— PROBLEM STATEMENT —
Transcribe the entries that follow, word for word.
begin RECORDS TO PROCESS
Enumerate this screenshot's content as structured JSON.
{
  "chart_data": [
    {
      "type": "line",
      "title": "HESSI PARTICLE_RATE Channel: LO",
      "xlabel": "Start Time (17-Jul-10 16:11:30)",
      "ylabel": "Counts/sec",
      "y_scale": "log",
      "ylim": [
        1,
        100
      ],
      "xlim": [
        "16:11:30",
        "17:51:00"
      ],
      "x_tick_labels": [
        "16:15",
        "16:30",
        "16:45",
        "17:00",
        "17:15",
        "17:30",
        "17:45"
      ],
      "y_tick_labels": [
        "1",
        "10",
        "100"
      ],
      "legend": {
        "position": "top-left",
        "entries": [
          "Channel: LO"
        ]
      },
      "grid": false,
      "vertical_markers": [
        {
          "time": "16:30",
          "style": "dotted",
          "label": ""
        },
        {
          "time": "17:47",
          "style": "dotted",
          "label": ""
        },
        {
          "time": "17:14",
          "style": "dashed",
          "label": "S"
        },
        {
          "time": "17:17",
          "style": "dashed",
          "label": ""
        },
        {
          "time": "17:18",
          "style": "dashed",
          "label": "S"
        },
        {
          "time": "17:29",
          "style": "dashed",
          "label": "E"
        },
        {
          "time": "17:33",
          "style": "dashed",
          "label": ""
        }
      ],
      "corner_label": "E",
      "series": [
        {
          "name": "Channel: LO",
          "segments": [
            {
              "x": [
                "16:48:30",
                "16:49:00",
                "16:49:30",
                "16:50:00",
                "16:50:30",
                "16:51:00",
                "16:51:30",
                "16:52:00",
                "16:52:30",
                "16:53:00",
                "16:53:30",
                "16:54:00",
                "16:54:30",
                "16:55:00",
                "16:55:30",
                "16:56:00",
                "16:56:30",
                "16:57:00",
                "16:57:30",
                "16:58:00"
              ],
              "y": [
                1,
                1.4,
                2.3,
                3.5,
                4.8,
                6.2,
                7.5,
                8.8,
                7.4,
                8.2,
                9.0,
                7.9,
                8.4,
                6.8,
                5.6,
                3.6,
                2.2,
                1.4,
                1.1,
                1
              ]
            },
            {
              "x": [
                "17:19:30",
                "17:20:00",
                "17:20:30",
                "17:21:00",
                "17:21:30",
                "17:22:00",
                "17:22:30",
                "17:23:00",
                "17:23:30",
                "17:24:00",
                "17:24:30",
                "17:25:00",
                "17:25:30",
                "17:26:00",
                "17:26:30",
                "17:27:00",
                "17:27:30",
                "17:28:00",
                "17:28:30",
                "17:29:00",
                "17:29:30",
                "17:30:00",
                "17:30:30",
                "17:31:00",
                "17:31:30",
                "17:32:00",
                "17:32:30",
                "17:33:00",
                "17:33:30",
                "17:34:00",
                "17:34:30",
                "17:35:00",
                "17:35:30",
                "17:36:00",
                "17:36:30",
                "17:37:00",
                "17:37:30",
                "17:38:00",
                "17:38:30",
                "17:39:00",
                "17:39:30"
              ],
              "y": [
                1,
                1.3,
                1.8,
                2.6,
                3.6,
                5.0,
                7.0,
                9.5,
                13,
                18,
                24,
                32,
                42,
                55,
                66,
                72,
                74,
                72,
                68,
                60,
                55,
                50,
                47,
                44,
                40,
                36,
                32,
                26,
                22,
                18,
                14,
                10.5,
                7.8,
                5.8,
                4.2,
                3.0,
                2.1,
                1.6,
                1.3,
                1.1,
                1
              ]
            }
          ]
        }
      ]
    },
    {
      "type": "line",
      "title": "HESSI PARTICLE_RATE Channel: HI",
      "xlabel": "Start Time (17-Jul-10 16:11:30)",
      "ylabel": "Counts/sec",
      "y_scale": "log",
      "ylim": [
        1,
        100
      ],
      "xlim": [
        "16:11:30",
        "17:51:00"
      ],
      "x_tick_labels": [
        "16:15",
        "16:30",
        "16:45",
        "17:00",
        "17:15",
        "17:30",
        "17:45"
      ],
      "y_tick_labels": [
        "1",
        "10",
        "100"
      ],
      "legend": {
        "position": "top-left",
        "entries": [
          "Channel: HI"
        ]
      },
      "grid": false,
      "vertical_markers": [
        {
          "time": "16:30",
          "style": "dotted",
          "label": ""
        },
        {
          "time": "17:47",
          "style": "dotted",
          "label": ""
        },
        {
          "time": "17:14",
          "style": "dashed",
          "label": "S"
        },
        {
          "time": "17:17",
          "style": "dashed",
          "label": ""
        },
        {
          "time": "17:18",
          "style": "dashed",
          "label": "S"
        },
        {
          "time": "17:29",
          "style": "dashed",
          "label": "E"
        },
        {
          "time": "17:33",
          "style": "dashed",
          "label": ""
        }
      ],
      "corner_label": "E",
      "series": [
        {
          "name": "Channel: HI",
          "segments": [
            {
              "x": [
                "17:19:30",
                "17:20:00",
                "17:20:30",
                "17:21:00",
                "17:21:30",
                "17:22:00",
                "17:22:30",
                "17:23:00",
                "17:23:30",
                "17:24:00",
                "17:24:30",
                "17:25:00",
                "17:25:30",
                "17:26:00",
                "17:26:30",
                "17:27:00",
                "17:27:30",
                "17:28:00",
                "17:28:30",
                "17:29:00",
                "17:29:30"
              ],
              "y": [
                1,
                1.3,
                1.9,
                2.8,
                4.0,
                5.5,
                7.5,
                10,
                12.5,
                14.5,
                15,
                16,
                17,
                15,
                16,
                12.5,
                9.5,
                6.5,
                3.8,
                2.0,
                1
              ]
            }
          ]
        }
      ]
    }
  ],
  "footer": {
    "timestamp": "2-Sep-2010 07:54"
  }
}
end RECORDS TO PROCESS
— WRITTEN ANSWER —
Enumerate this screenshot's content as structured JSON.
{
  "chart_data": [
    {
      "type": "line",
      "title": "HESSI PARTICLE_RATE Channel: LO",
      "xlabel": "Start Time (17-Jul-10 16:11:30)",
      "ylabel": "Counts/sec",
      "y_scale": "log",
      "ylim": [
        1,
        100
      ],
      "xlim": [
        "16:11:30",
        "17:51:00"
      ],
      "x_tick_labels": [
        "16:15",
        "16:30",
        "16:45",
        "17:00",
        "17:15",
        "17:30",
        "17:45"
      ],
      "y_tick_labels": [
        "1",
        "10",
        "100"
      ],
      "legend": {
        "position": "top-left",
        "entries": [
          "Channel: LO"
        ]
      },
      "grid": false,
      "vertical_markers": [
        {
          "time": "16:30",
          "style": "dotted",
          "label": ""
        },
        {
          "time": "17:47",
          "style": "dotted",
          "label": ""
        },
        {
          "time": "17:14",
          "style": "dashed",
          "label": "S"
        },
        {
          "time": "17:17",
          "style": "dashed",
          "label": ""
        },
        {
          "time": "17:18",
          "style": "dashed",
          "label": "S"
        },
        {
          "time": "17:29",
          "style": "dashed",
          "label": "E"
        },
        {
          "time": "17:33",
          "style": "dashed",
          "label": ""
        }
      ],
      "corner_label": "E",
      "series": [
        {
          "name": "Channel: LO",
          "segments": [
            {
              "x": [
                "16:48:30",
                "16:49:00",
                "16:49:30",
                "16:50:00",
                "16:50:30",
                "16:51:00",
                "16:51:30",
                "16:52:00",
                "16:52:30",
                "16:53:00",
                "16:53:30",
                "16:54:00",
                "16:54:30",
                "16:55:00",
                "16:55:30",
                "16:56:00",
                "16:56:30",
                "16:57:00",
                "16:57:30",
                "16:58:00"
              ],
              "y": [
                1,
                1.4,
                2.3,
                3.5,
                4.8,
                6.2,
                7.5,
                8.8,
                7.4,
                8.2,
                9.0,
                7.9,
                8.4,
                6.8,
                5.6,
                3.6,
                2.2,
                1.4,
                1.1,
                1
              ]
            },
            {
              "x": [
                "17:19:30",
                "17:20:00",
                "17:20:30",
                "17:21:00",
                "17:21:30",
                "17:22:00",
                "17:22:30",
                "17:23:00",
                "17:23:30",
                "17:24:00",
                "17:24:30",
                "17:25:00",
                "17:25:30",
                "17:26:00",
                "17:26:30",
                "17:27:00",
                "17:27:30",
                "17:28:00",
                "17:28:30",
                "17:29:00",
                "17:29:30",
                "17:30:00",
                "17:30:30",
                "17:31:00",
                "17:31:30",
                "17:32:00",
                "17:32:30",
                "17:33:00",
                "17:33:30",
                "17:34:00",
                "17:34:30",
                "17:35:00",
                "17:35:30",
                "17:36:00",
                "17:36:30",
                "17:37:00",
                "17:37:30",
                "17:38:00",
                "17:38:30",
                "17:39:00",
                "17:39:30"
              ],
              "y": [
                1,
                1.3,
                1.8,
                2.6,
                3.6,
                5.0,
                7.0,
                9.5,
                13,
                18,
                24,
                32,
                42,
                55,
                66,
                72,
                74,
                72,
                68,
                60,
                55,
                50,
                47,
                44,
                40,
                36,
                32,
                26,
                22,
                18,
                14,
                10.5,
                7.8,
                5.8,
                4.2,
                3.0,
                2.1,
                1.6,
                1.3,
                1.1,
                1
              ]
            }
          ]
        }
      ]
    },
    {
      "type": "line",
      "title": "HESSI PARTICLE_RATE Channel: HI",
      "xlabel": "Start Time (17-Jul-10 16:11:30)",
      "ylabel": "Counts/sec",
      "y_scale": "log",
      "ylim": [
        1,
        100
      ],
      "xlim": [
        "16:11:30",
        "17:51:00"
      ],
      "x_tick_labels": [
        "16:15",
        "16:30",
        "16:45",
        "17:00",
        "17:15",
        "17:30",
        "17:45"
      ],
      "y_tick_labels": [
        "1",
        "10",
        "100"
      ],
      "legend": {
        "position": "top-left",
        "entries": [
          "Channel: HI"
        ]
      },
      "grid": false,
      "vertical_markers": [
        {
          "time": "16:30",
          "style": "dotted",
          "label": ""
        },
        {
          "time": "17:47",
          "style": "dotted",
          "label": ""
        },
        {
          "time": "17:14",
          "style": "dashed",
          "label": "S"
        },
        {
          "time": "17:17",
          "style": "dashed",
          "label": ""
        },
        {
          "time": "17:18",
          "style": "dashed",
          "label": "S"
        },
        {
          "time": "17:29",
          "style": "dashed",
          "label": "E"
        },
        {
          "time": "17:33",
          "style": "dashed",
          "label": ""
        }
      ],
      "corner_label": "E",
      "series": [
        {
          "name": "Channel: HI",
          "segments": [
            {
              "x": [
                "17:19:30",
                "17:20:00",
                "17:20:30",
                "17:21:00",
                "17:21:30",
                "17:22:00",
                "17:22:30",
                "17:23:00",
                "17:23:30",
                "17:24:00",
                "17:24:30",
                "17:25:00",
                "17:25:30",
                "17:26:00",
                "17:26:30",
                "17:27:00",
                "17:27:30",
                "17:28:00",
                "17:28:30",
                "17:29:00",
                "17:29:30"
              ],
              "y": [
                1,
                1.3,
                1.9,
                2.8,
                4.0,
                5.5,
                7.5,
                10,
                12.5,
                14.5,
                15,
                16,
                17,
                15,
                16,
                12.5,
                9.5,
                6.5,
                3.8,
                2.0,
                1
              ]
            }
          ]
        }
      ]
    }
  ],
  "footer": {
    "timestamp": "2-Sep-2010 07:54"
  }
}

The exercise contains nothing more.